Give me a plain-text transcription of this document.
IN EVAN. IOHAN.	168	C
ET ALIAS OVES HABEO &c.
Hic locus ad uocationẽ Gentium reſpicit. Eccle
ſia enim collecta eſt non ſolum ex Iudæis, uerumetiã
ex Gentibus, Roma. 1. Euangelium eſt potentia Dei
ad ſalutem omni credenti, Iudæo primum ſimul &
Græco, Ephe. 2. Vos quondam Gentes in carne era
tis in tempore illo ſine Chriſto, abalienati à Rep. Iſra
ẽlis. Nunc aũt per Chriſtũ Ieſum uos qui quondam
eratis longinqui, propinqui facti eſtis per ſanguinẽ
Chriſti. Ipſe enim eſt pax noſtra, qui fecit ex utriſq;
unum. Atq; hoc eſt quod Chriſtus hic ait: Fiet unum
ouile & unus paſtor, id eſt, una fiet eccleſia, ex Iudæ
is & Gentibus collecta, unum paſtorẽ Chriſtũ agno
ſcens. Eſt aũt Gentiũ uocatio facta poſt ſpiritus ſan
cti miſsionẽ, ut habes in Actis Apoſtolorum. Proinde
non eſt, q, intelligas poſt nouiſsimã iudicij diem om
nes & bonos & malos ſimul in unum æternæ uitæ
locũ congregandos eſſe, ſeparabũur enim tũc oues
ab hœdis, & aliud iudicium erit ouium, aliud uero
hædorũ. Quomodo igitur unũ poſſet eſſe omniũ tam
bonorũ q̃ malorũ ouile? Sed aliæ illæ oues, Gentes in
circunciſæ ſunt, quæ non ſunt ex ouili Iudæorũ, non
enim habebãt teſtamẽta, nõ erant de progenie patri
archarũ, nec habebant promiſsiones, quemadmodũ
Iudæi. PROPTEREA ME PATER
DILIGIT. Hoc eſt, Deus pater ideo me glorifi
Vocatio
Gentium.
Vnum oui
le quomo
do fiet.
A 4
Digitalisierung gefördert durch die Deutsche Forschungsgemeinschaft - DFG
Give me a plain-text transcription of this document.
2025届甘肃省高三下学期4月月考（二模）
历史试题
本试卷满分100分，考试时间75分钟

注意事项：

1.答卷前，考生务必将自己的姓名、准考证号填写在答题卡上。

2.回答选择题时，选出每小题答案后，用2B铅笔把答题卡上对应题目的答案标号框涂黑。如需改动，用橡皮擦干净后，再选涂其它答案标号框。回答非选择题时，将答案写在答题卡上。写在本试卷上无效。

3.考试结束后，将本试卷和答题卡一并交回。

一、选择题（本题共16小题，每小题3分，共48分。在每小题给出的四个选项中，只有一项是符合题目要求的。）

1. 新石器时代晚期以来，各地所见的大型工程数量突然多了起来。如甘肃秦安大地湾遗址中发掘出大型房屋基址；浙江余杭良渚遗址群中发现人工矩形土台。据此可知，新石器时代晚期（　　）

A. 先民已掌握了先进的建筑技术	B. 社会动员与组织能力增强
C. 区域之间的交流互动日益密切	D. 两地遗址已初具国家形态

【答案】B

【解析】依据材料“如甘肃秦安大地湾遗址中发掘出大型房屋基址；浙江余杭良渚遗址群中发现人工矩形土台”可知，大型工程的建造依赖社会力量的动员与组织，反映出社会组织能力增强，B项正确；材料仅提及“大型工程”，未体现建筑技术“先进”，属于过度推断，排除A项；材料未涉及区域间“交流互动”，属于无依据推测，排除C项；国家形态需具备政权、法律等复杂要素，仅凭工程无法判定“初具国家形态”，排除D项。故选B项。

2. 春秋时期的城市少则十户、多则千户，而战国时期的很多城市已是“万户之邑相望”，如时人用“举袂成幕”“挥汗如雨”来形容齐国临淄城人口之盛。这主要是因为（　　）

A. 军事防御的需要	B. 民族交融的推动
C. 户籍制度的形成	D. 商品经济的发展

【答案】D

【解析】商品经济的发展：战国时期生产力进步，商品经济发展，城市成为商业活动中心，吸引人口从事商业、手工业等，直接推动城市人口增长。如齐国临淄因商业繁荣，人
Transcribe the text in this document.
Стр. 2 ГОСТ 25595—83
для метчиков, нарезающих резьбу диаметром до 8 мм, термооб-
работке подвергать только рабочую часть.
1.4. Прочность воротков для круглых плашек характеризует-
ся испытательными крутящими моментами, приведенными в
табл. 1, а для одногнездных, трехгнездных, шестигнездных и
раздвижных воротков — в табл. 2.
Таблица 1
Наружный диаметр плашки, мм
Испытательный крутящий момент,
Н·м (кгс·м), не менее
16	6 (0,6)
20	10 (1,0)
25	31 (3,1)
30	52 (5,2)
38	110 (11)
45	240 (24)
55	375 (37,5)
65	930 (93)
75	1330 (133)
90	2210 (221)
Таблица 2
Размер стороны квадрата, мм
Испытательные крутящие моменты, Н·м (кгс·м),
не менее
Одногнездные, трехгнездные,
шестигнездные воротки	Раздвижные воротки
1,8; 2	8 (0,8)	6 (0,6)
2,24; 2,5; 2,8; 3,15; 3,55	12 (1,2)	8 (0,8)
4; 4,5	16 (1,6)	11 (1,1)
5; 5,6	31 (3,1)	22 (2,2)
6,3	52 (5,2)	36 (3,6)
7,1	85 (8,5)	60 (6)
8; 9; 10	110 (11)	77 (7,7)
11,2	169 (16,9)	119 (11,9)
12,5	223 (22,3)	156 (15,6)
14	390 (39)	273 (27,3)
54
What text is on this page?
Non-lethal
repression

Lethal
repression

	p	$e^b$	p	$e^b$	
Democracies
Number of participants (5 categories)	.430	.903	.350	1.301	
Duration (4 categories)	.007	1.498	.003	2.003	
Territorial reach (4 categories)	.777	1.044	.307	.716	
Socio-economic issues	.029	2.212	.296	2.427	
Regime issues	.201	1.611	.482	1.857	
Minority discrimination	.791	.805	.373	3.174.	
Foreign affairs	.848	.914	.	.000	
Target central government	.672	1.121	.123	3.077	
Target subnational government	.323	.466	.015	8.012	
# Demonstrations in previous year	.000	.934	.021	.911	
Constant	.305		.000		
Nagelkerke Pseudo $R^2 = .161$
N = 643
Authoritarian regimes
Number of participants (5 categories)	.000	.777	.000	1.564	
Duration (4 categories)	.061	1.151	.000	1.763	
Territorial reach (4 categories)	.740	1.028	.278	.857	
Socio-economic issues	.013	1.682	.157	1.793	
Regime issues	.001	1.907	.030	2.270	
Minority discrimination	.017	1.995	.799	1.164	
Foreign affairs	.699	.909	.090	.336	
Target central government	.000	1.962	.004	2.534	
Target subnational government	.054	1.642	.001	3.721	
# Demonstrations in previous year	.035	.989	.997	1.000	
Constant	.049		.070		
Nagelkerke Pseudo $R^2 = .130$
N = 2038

◆ ◆ ◆ ◆

◆ **What needs to be done**
Pick out and copy every line that contains the word "previous".

◆ **Answer below**
# Demonstrations in previous year	.000	.934	.021	.911	
# Demonstrations in previous year	.035	.989	.997	1.000	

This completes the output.